> **Required task**:
Return each entry exactly, with none missing.
+ + + + + + +
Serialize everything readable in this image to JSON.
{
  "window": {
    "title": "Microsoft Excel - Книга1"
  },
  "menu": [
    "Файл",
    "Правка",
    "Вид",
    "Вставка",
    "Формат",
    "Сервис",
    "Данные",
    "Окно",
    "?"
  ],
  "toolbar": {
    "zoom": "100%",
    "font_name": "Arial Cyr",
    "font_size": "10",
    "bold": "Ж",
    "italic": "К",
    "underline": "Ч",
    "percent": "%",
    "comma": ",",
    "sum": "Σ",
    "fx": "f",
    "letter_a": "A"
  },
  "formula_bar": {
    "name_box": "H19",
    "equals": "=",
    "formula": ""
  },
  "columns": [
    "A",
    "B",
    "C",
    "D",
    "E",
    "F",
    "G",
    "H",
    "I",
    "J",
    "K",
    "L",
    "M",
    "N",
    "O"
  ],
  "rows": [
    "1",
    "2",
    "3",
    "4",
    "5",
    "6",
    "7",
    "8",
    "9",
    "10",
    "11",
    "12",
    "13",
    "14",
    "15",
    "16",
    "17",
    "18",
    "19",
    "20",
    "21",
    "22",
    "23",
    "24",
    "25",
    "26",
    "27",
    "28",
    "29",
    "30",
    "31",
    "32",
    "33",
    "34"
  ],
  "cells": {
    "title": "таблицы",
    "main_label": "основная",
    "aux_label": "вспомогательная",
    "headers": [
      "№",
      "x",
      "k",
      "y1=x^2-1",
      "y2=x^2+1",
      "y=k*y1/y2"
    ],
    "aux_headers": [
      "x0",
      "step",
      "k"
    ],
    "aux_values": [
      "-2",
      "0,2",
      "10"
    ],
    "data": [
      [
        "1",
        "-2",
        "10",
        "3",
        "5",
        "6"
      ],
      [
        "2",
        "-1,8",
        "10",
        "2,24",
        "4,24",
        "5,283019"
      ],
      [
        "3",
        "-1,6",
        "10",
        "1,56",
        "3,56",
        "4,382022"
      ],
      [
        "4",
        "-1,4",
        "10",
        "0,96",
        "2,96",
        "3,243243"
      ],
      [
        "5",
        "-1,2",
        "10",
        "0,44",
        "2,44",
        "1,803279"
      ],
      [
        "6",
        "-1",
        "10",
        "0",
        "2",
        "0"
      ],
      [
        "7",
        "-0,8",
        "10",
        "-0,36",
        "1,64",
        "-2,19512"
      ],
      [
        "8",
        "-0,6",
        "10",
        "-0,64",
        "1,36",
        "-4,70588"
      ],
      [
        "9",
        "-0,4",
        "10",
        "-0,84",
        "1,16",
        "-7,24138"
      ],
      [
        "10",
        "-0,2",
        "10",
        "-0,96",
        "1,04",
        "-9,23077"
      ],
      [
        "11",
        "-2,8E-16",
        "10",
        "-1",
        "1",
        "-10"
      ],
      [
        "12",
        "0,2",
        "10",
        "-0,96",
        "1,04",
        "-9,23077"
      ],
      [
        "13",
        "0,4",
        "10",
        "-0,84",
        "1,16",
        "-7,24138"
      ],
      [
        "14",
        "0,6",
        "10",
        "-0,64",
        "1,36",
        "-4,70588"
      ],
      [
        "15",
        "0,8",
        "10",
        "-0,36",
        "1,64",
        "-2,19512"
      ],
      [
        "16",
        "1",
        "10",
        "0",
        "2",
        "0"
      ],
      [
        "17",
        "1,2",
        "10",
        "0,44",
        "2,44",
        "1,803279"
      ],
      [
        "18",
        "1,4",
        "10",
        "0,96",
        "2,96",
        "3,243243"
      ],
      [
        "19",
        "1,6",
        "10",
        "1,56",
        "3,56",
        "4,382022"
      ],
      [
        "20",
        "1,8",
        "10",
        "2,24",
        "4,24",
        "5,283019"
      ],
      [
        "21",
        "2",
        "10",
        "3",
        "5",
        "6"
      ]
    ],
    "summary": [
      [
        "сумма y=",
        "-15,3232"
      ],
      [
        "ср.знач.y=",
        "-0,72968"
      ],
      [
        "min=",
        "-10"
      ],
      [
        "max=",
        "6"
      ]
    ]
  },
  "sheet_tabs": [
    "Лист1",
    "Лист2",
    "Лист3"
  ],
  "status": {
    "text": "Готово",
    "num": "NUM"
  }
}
+ + + + + + +
> **Result of the exercise**:
Serialize everything readable in this image to JSON.
{
  "window": {
    "title": "Microsoft Excel - Книга1"
  },
  "menu": [
    "Файл",
    "Правка",
    "Вид",
    "Вставка",
    "Формат",
    "Сервис",
    "Данные",
    "Окно",
    "?"
  ],
  "toolbar": {
    "zoom": "100%",
    "font_name": "Arial Cyr",
    "font_size": "10",
    "bold": "Ж",
    "italic": "К",
    "underline": "Ч",
    "percent": "%",
    "comma": ",",
    "sum": "Σ",
    "fx": "f",
    "letter_a": "A"
  },
  "formula_bar": {
    "name_box": "H19",
    "equals": "=",
    "formula": ""
  },
  "columns": [
    "A",
    "B",
    "C",
    "D",
    "E",
    "F",
    "G",
    "H",
    "I",
    "J",
    "K",
    "L",
    "M",
    "N",
    "O"
  ],
  "rows": [
    "1",
    "2",
    "3",
    "4",
    "5",
    "6",
    "7",
    "8",
    "9",
    "10",
    "11",
    "12",
    "13",
    "14",
    "15",
    "16",
    "17",
    "18",
    "19",
    "20",
    "21",
    "22",
    "23",
    "24",
    "25",
    "26",
    "27",
    "28",
    "29",
    "30",
    "31",
    "32",
    "33",
    "34"
  ],
  "cells": {
    "title": "таблицы",
    "main_label": "основная",
    "aux_label": "вспомогательная",
    "headers": [
      "№",
      "x",
      "k",
      "y1=x^2-1",
      "y2=x^2+1",
      "y=k*y1/y2"
    ],
    "aux_headers": [
      "x0",
      "step",
      "k"
    ],
    "aux_values": [
      "-2",
      "0,2",
      "10"
    ],
    "data": [
      [
        "1",
        "-2",
        "10",
        "3",
        "5",
        "6"
      ],
      [
        "2",
        "-1,8",
        "10",
        "2,24",
        "4,24",
        "5,283019"
      ],
      [
        "3",
        "-1,6",
        "10",
        "1,56",
        "3,56",
        "4,382022"
      ],
      [
        "4",
        "-1,4",
        "10",
        "0,96",
        "2,96",
        "3,243243"
      ],
      [
        "5",
        "-1,2",
        "10",
        "0,44",
        "2,44",
        "1,803279"
      ],
      [
        "6",
        "-1",
        "10",
        "0",
        "2",
        "0"
      ],
      [
        "7",
        "-0,8",
        "10",
        "-0,36",
        "1,64",
        "-2,19512"
      ],
      [
        "8",
        "-0,6",
        "10",
        "-0,64",
        "1,36",
        "-4,70588"
      ],
      [
        "9",
        "-0,4",
        "10",
        "-0,84",
        "1,16",
        "-7,24138"
      ],
      [
        "10",
        "-0,2",
        "10",
        "-0,96",
        "1,04",
        "-9,23077"
      ],
      [
        "11",
        "-2,8E-16",
        "10",
        "-1",
        "1",
        "-10"
      ],
      [
        "12",
        "0,2",
        "10",
        "-0,96",
        "1,04",
        "-9,23077"
      ],
      [
        "13",
        "0,4",
        "10",
        "-0,84",
        "1,16",
        "-7,24138"
      ],
      [
        "14",
        "0,6",
        "10",
        "-0,64",
        "1,36",
        "-4,70588"
      ],
      [
        "15",
        "0,8",
        "10",
        "-0,36",
        "1,64",
        "-2,19512"
      ],
      [
        "16",
        "1",
        "10",
        "0",
        "2",
        "0"
      ],
      [
        "17",
        "1,2",
        "10",
        "0,44",
        "2,44",
        "1,803279"
      ],
      [
        "18",
        "1,4",
        "10",
        "0,96",
        "2,96",
        "3,243243"
      ],
      [
        "19",
        "1,6",
        "10",
        "1,56",
        "3,56",
        "4,382022"
      ],
      [
        "20",
        "1,8",
        "10",
        "2,24",
        "4,24",
        "5,283019"
      ],
      [
        "21",
        "2",
        "10",
        "3",
        "5",
        "6"
      ]
    ],
    "summary": [
      [
        "сумма y=",
        "-15,3232"
      ],
      [
        "ср.знач.y=",
        "-0,72968"
      ],
      [
        "min=",
        "-10"
      ],
      [
        "max=",
        "6"
      ]
    ]
  },
  "sheet_tabs": [
    "Лист1",
    "Лист2",
    "Лист3"
  ],
  "status": {
    "text": "Готово",
    "num": "NUM"
  }
}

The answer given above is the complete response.